__TASK INPUT__:
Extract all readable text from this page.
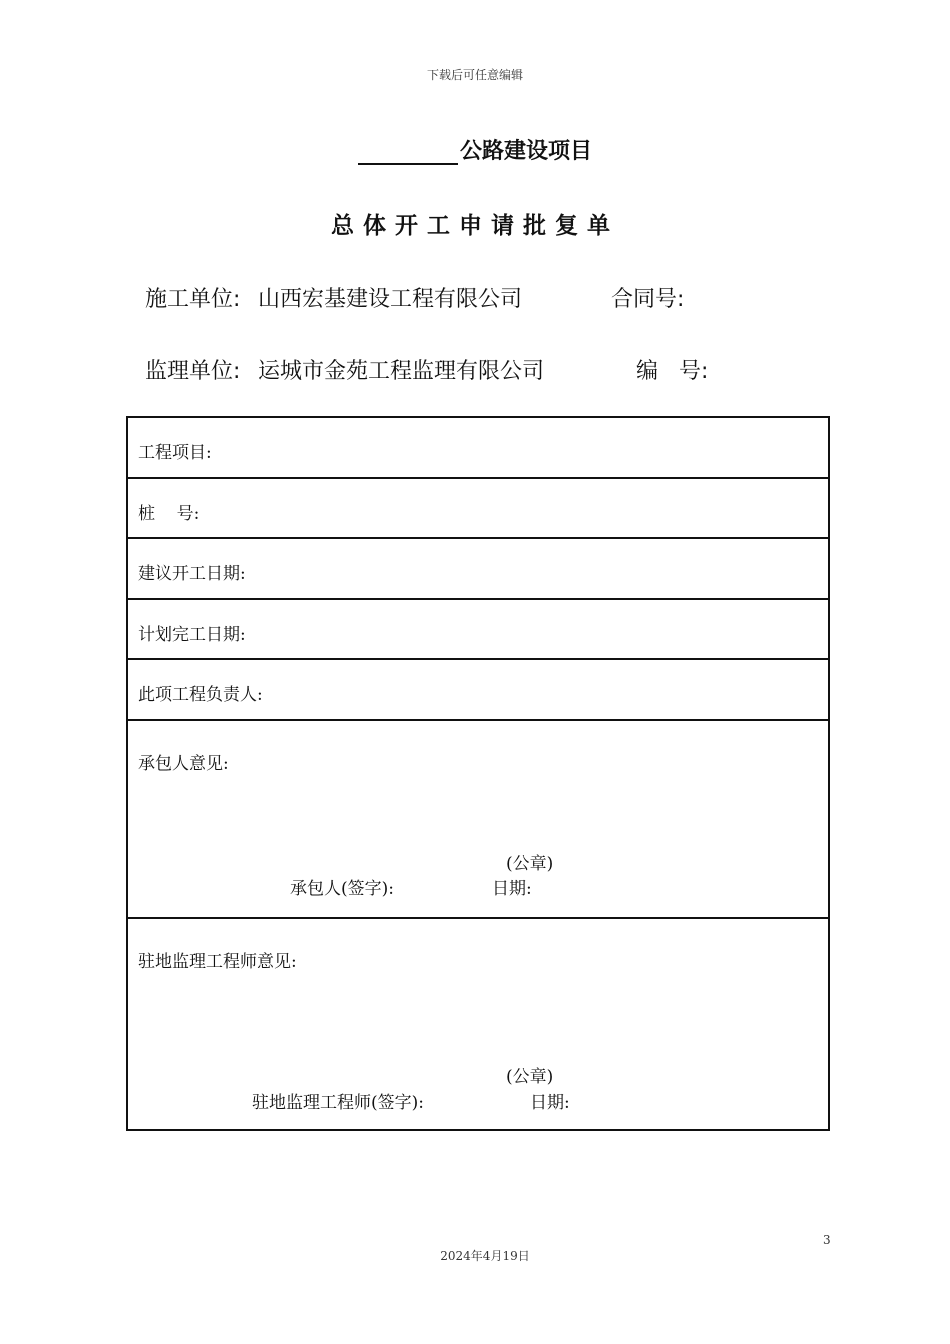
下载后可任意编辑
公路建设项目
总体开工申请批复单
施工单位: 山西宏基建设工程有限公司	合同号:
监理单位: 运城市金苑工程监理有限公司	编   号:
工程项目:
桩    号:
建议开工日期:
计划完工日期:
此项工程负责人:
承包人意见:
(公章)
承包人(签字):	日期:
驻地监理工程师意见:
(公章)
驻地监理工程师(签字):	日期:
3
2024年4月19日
--
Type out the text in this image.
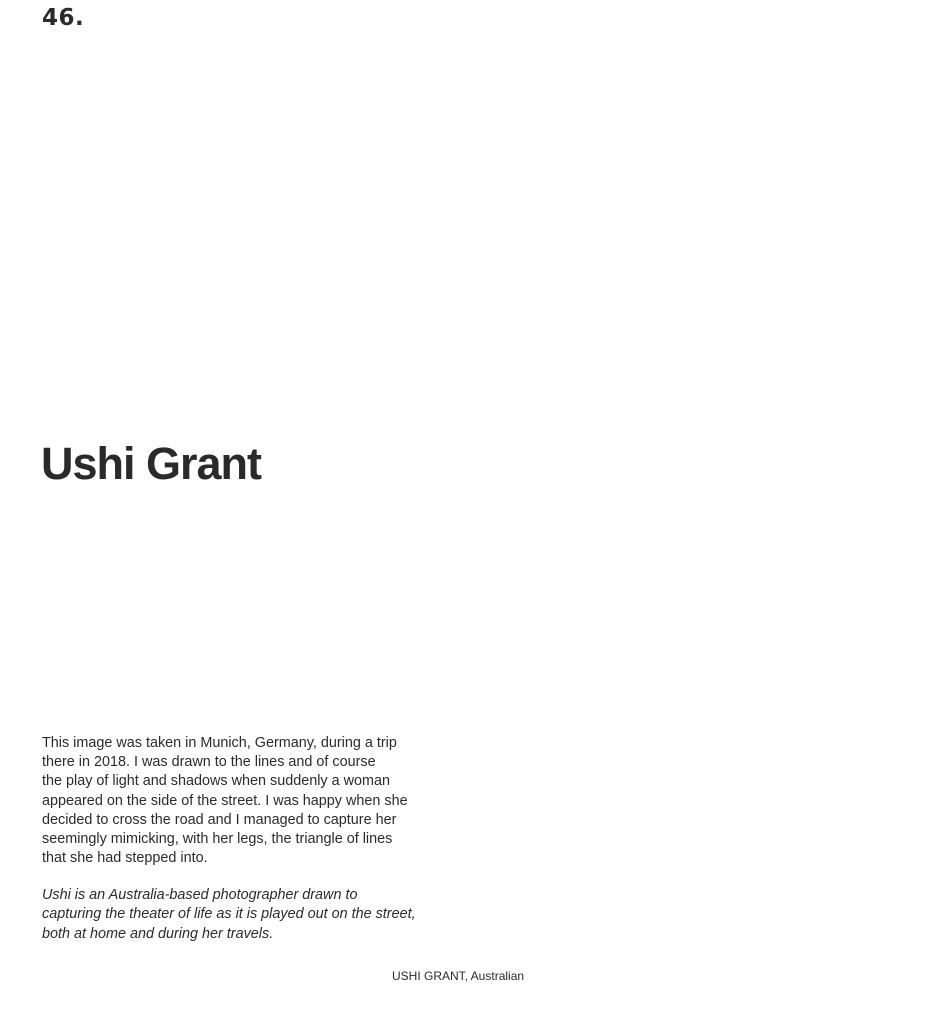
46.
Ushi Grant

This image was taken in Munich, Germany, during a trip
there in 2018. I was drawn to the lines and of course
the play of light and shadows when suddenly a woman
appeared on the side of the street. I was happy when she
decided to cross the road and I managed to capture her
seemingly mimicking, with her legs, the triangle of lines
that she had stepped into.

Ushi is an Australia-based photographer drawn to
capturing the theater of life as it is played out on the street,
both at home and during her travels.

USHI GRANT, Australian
==
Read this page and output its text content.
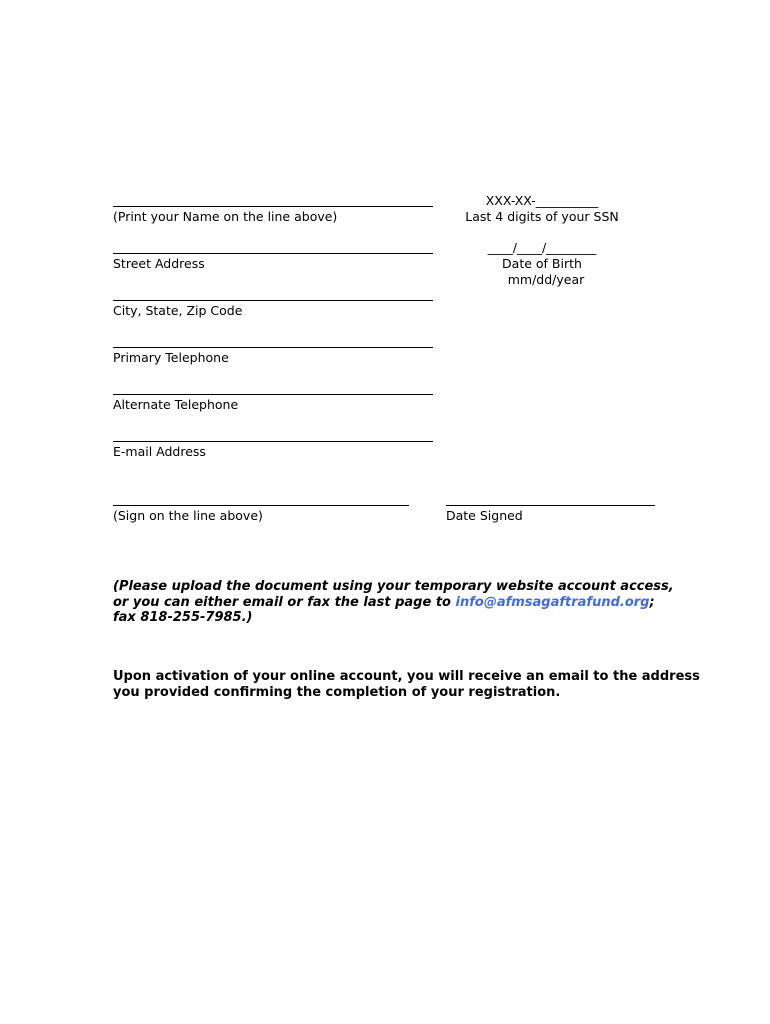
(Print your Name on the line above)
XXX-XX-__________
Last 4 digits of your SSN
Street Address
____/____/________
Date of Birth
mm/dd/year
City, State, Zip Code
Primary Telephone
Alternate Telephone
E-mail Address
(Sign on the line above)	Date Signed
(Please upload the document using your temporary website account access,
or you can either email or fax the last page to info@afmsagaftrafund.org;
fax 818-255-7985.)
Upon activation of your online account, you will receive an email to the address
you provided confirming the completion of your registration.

__DIRECTIVE__:
Go through the data and gather every line that holds "during".

__COMPLETE ANSWER__:
This image was taken in Munich, Germany, during a trip
both at home and during her travels.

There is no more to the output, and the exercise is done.